Given request:
Lines containing the string "icon" are to be collected in full.

Source material:
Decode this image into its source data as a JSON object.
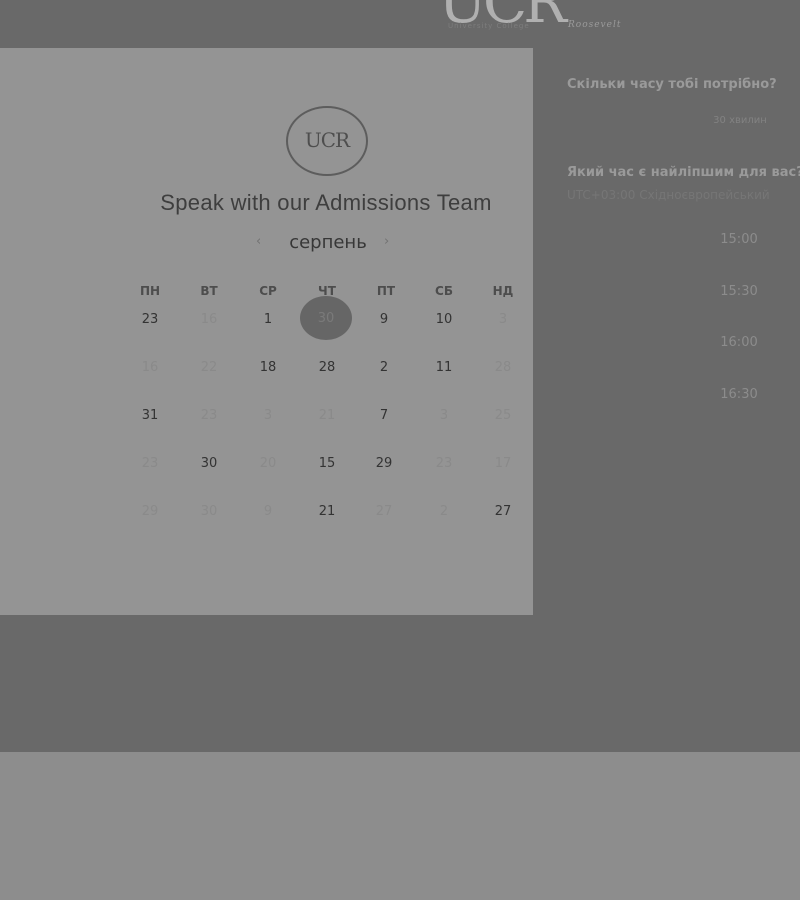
{
  "brand": {
    "logo_text": "UCR",
    "logo_sub": "Roosevelt",
    "logo_tag": "University College"
  },
  "card": {
    "badge_text": "UCR",
    "title": "Speak with our Admissions Team",
    "month": "серпень",
    "prev_icon": "chevron-left-icon",
    "next_icon": "chevron-right-icon"
  },
  "calendar": {
    "weekdays": [
      "ПН",
      "ВТ",
      "СР",
      "ЧТ",
      "ПТ",
      "СБ",
      "НД"
    ],
    "weeks": [
      [
        "23",
        "16",
        "1",
        "30",
        "9",
        "10",
        "3"
      ],
      [
        "16",
        "22",
        "18",
        "28",
        "2",
        "11",
        "28"
      ],
      [
        "31",
        "23",
        "3",
        "21",
        "7",
        "3",
        "25"
      ],
      [
        "23",
        "30",
        "20",
        "15",
        "29",
        "23",
        "17"
      ],
      [
        "29",
        "30",
        "9",
        "21",
        "27",
        "2",
        "27"
      ]
    ],
    "selected": "30"
  },
  "side": {
    "duration_question": "Скільки часу тобі потрібно?",
    "duration_value": "30 хвилин",
    "time_question": "Який час є найліпшим для вас?",
    "timezone": "UTC+03:00 Східноєвропейський",
    "slots": [
      "15:00",
      "15:30",
      "16:00",
      "16:30"
    ]
  }
}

Finished answer:
    "prev_icon": "chevron-left-icon",
    "next_icon": "chevron-right-icon"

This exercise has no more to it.